[Task description]:
Copy out all lines where "ingredients" appears.

──────── Information given

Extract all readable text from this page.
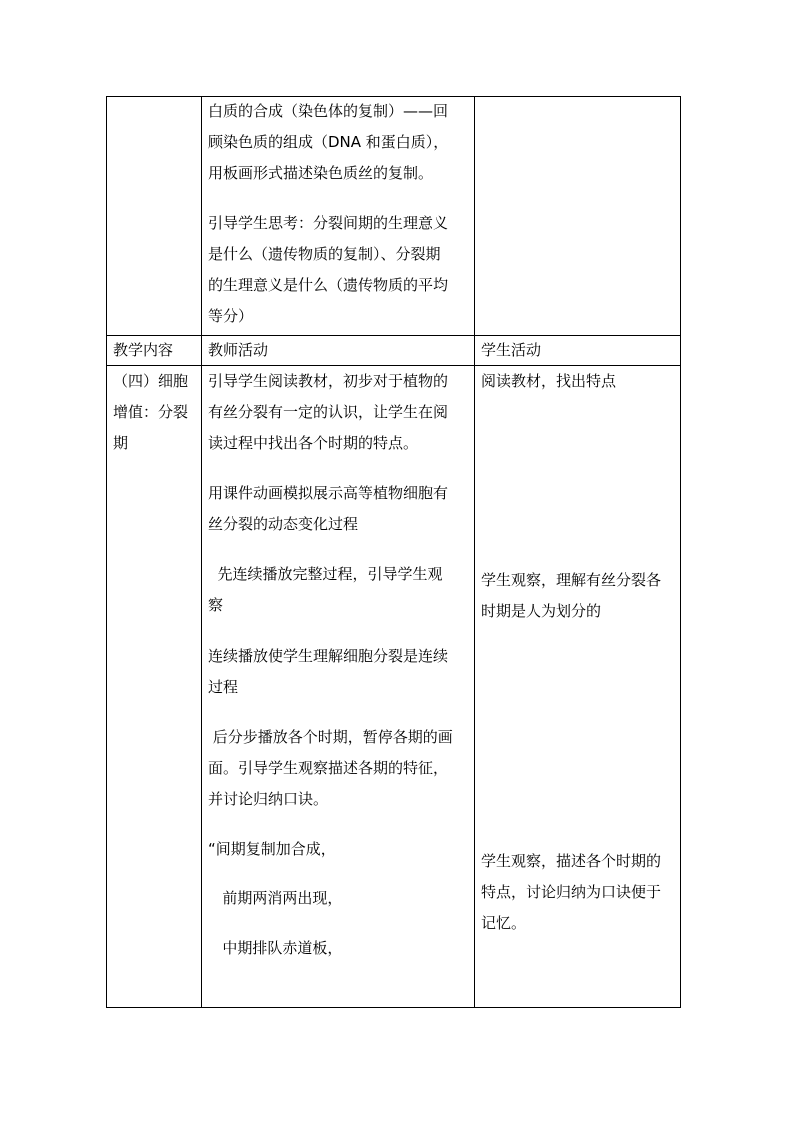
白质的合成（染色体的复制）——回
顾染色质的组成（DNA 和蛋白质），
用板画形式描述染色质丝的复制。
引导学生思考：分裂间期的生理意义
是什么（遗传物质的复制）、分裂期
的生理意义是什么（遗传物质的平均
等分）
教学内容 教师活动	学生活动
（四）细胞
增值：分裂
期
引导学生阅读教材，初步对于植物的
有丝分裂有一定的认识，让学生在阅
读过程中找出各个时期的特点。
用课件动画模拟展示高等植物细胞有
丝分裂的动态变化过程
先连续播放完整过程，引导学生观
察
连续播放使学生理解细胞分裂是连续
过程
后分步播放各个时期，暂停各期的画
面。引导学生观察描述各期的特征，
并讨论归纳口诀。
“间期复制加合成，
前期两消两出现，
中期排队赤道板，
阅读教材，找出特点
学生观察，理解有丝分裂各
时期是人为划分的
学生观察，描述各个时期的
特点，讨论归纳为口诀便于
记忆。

────────────────
──────── Information given

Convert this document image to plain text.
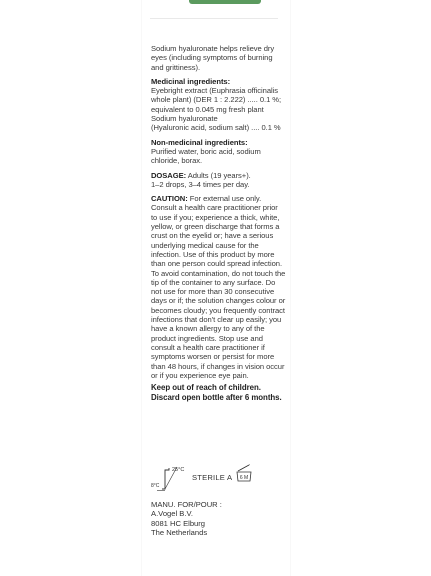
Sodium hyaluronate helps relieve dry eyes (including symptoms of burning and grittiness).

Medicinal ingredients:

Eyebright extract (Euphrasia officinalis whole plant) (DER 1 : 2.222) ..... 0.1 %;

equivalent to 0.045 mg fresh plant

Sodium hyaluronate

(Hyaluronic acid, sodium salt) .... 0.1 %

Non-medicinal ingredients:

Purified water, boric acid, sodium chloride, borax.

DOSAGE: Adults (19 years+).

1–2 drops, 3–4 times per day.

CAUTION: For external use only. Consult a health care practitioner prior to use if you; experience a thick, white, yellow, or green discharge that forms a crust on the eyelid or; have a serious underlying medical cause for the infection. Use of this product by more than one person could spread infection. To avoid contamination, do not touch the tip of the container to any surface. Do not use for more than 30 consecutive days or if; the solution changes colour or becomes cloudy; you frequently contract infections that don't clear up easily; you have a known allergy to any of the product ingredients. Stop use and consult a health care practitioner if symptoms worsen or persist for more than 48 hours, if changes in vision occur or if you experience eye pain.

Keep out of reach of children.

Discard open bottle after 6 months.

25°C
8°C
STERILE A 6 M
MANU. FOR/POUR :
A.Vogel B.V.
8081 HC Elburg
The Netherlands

────────────────

[Response]:
Medicinal ingredients:
Non-medicinal ingredients:
CAUTION: For external use only. Consult a health care practitioner prior to use if you; experience a thick, white, yellow, or green discharge that forms a crust on the eyelid or; have a serious underlying medical cause for the infection. Use of this product by more than one person could spread infection. To avoid contamination, do not touch the tip of the container to any surface. Do not use for more than 30 consecutive days or if; the solution changes colour or becomes cloudy; you frequently contract infections that don't clear up easily; you have a known allergy to any of the product ingredients. Stop use and consult a health care practitioner if symptoms worsen or persist for more than 48 hours, if changes in vision occur or if you experience eye pain.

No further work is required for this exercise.